## Task to complete
Transcribe the material in full, exactly as written.

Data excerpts
═══

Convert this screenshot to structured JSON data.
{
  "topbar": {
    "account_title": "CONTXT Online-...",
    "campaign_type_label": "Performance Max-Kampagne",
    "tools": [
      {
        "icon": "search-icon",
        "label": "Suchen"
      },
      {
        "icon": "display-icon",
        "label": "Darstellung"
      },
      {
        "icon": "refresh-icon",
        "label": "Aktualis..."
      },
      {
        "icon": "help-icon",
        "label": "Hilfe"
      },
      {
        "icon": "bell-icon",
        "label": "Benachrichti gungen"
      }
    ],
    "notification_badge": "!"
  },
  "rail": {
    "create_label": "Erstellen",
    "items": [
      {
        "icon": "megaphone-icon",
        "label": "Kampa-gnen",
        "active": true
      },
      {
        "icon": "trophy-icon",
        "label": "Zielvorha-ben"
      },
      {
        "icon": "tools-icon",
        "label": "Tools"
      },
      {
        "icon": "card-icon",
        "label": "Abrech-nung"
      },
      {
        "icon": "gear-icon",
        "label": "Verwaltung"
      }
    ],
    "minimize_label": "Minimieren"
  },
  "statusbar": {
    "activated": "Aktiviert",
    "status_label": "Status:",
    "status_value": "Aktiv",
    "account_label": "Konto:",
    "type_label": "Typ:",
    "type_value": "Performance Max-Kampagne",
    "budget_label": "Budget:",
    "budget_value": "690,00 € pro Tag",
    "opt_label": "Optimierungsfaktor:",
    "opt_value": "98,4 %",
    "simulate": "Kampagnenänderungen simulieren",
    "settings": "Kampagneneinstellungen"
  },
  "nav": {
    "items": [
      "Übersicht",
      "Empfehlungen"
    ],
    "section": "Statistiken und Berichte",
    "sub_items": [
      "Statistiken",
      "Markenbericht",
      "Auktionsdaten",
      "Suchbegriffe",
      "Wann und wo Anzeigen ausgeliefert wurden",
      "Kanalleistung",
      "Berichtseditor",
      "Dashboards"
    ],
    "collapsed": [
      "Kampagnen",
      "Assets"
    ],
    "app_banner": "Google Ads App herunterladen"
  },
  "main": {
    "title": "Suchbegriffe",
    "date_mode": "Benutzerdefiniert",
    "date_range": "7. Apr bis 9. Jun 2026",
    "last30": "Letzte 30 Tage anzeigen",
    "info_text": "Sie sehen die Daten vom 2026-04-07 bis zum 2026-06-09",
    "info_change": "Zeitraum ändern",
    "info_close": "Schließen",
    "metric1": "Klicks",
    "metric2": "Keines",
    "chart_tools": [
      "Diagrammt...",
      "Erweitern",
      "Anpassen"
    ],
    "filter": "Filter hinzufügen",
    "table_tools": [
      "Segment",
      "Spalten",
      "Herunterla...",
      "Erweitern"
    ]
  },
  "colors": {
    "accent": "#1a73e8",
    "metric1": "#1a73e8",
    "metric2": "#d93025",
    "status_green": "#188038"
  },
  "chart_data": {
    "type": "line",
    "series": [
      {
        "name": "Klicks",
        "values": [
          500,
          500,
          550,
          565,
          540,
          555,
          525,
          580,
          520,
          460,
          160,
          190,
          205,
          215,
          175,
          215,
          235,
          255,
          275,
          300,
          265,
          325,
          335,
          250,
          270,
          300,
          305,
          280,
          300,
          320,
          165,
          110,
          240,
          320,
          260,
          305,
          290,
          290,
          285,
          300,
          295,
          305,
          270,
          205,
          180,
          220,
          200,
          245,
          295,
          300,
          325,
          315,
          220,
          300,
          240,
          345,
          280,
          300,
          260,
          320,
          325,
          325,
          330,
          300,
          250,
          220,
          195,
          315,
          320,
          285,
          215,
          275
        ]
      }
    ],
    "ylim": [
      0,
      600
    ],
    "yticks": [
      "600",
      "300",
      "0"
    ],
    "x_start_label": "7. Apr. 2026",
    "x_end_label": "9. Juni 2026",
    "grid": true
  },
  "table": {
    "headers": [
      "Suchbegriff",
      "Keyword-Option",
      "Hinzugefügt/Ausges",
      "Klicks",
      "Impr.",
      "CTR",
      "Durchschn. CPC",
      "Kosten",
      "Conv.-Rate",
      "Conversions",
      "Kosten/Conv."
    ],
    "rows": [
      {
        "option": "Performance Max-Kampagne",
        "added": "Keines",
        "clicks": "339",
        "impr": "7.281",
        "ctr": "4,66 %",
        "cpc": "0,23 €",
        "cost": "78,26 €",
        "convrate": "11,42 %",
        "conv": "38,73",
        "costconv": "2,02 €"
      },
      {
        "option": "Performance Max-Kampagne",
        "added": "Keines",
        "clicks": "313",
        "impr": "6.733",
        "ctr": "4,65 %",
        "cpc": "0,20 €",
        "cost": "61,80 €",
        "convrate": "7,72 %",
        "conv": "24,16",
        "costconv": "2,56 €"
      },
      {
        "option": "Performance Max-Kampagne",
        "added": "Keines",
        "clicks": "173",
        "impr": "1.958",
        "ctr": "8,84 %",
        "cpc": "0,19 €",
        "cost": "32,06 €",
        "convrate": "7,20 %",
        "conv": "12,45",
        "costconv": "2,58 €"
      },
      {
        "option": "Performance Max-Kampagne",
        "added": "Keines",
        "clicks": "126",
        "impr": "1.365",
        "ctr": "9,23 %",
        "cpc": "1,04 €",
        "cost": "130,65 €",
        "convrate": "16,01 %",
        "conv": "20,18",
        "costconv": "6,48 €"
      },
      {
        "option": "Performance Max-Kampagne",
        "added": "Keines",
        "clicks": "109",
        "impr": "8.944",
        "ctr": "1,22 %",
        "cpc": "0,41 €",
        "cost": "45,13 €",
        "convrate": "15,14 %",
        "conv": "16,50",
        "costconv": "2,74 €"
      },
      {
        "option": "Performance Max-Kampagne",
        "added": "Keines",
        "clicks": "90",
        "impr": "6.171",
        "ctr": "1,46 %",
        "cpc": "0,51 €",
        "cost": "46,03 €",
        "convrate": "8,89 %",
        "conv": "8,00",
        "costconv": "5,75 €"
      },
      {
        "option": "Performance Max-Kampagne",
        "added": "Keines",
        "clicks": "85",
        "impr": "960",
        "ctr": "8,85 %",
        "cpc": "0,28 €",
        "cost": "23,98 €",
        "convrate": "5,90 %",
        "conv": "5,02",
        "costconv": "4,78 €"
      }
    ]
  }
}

═══

## Full output
Convert this screenshot to structured JSON data.
{
  "topbar": {
    "account_title": "CONTXT Online-...",
    "campaign_type_label": "Performance Max-Kampagne",
    "tools": [
      {
        "icon": "search-icon",
        "label": "Suchen"
      },
      {
        "icon": "display-icon",
        "label": "Darstellung"
      },
      {
        "icon": "refresh-icon",
        "label": "Aktualis..."
      },
      {
        "icon": "help-icon",
        "label": "Hilfe"
      },
      {
        "icon": "bell-icon",
        "label": "Benachrichti gungen"
      }
    ],
    "notification_badge": "!"
  },
  "rail": {
    "create_label": "Erstellen",
    "items": [
      {
        "icon": "megaphone-icon",
        "label": "Kampa-gnen",
        "active": true
      },
      {
        "icon": "trophy-icon",
        "label": "Zielvorha-ben"
      },
      {
        "icon": "tools-icon",
        "label": "Tools"
      },
      {
        "icon": "card-icon",
        "label": "Abrech-nung"
      },
      {
        "icon": "gear-icon",
        "label": "Verwaltung"
      }
    ],
    "minimize_label": "Minimieren"
  },
  "statusbar": {
    "activated": "Aktiviert",
    "status_label": "Status:",
    "status_value": "Aktiv",
    "account_label": "Konto:",
    "type_label": "Typ:",
    "type_value": "Performance Max-Kampagne",
    "budget_label": "Budget:",
    "budget_value": "690,00 € pro Tag",
    "opt_label": "Optimierungsfaktor:",
    "opt_value": "98,4 %",
    "simulate": "Kampagnenänderungen simulieren",
    "settings": "Kampagneneinstellungen"
  },
  "nav": {
    "items": [
      "Übersicht",
      "Empfehlungen"
    ],
    "section": "Statistiken und Berichte",
    "sub_items": [
      "Statistiken",
      "Markenbericht",
      "Auktionsdaten",
      "Suchbegriffe",
      "Wann und wo Anzeigen ausgeliefert wurden",
      "Kanalleistung",
      "Berichtseditor",
      "Dashboards"
    ],
    "collapsed": [
      "Kampagnen",
      "Assets"
    ],
    "app_banner": "Google Ads App herunterladen"
  },
  "main": {
    "title": "Suchbegriffe",
    "date_mode": "Benutzerdefiniert",
    "date_range": "7. Apr bis 9. Jun 2026",
    "last30": "Letzte 30 Tage anzeigen",
    "info_text": "Sie sehen die Daten vom 2026-04-07 bis zum 2026-06-09",
    "info_change": "Zeitraum ändern",
    "info_close": "Schließen",
    "metric1": "Klicks",
    "metric2": "Keines",
    "chart_tools": [
      "Diagrammt...",
      "Erweitern",
      "Anpassen"
    ],
    "filter": "Filter hinzufügen",
    "table_tools": [
      "Segment",
      "Spalten",
      "Herunterla...",
      "Erweitern"
    ]
  },
  "colors": {
    "accent": "#1a73e8",
    "metric1": "#1a73e8",
    "metric2": "#d93025",
    "status_green": "#188038"
  },
  "chart_data": {
    "type": "line",
    "series": [
      {
        "name": "Klicks",
        "values": [
          500,
          500,
          550,
          565,
          540,
          555,
          525,
          580,
          520,
          460,
          160,
          190,
          205,
          215,
          175,
          215,
          235,
          255,
          275,
          300,
          265,
          325,
          335,
          250,
          270,
          300,
          305,
          280,
          300,
          320,
          165,
          110,
          240,
          320,
          260,
          305,
          290,
          290,
          285,
          300,
          295,
          305,
          270,
          205,
          180,
          220,
          200,
          245,
          295,
          300,
          325,
          315,
          220,
          300,
          240,
          345,
          280,
          300,
          260,
          320,
          325,
          325,
          330,
          300,
          250,
          220,
          195,
          315,
          320,
          285,
          215,
          275
        ]
      }
    ],
    "ylim": [
      0,
      600
    ],
    "yticks": [
      "600",
      "300",
      "0"
    ],
    "x_start_label": "7. Apr. 2026",
    "x_end_label": "9. Juni 2026",
    "grid": true
  },
  "table": {
    "headers": [
      "Suchbegriff",
      "Keyword-Option",
      "Hinzugefügt/Ausges",
      "Klicks",
      "Impr.",
      "CTR",
      "Durchschn. CPC",
      "Kosten",
      "Conv.-Rate",
      "Conversions",
      "Kosten/Conv."
    ],
    "rows": [
      {
        "option": "Performance Max-Kampagne",
        "added": "Keines",
        "clicks": "339",
        "impr": "7.281",
        "ctr": "4,66 %",
        "cpc": "0,23 €",
        "cost": "78,26 €",
        "convrate": "11,42 %",
        "conv": "38,73",
        "costconv": "2,02 €"
      },
      {
        "option": "Performance Max-Kampagne",
        "added": "Keines",
        "clicks": "313",
        "impr": "6.733",
        "ctr": "4,65 %",
        "cpc": "0,20 €",
        "cost": "61,80 €",
        "convrate": "7,72 %",
        "conv": "24,16",
        "costconv": "2,56 €"
      },
      {
        "option": "Performance Max-Kampagne",
        "added": "Keines",
        "clicks": "173",
        "impr": "1.958",
        "ctr": "8,84 %",
        "cpc": "0,19 €",
        "cost": "32,06 €",
        "convrate": "7,20 %",
        "conv": "12,45",
        "costconv": "2,58 €"
      },
      {
        "option": "Performance Max-Kampagne",
        "added": "Keines",
        "clicks": "126",
        "impr": "1.365",
        "ctr": "9,23 %",
        "cpc": "1,04 €",
        "cost": "130,65 €",
        "convrate": "16,01 %",
        "conv": "20,18",
        "costconv": "6,48 €"
      },
      {
        "option": "Performance Max-Kampagne",
        "added": "Keines",
        "clicks": "109",
        "impr": "8.944",
        "ctr": "1,22 %",
        "cpc": "0,41 €",
        "cost": "45,13 €",
        "convrate": "15,14 %",
        "conv": "16,50",
        "costconv": "2,74 €"
      },
      {
        "option": "Performance Max-Kampagne",
        "added": "Keines",
        "clicks": "90",
        "impr": "6.171",
        "ctr": "1,46 %",
        "cpc": "0,51 €",
        "cost": "46,03 €",
        "convrate": "8,89 %",
        "conv": "8,00",
        "costconv": "5,75 €"
      },
      {
        "option": "Performance Max-Kampagne",
        "added": "Keines",
        "clicks": "85",
        "impr": "960",
        "ctr": "8,85 %",
        "cpc": "0,28 €",
        "cost": "23,98 €",
        "convrate": "5,90 %",
        "conv": "5,02",
        "costconv": "4,78 €"
      }
    ]
  }
}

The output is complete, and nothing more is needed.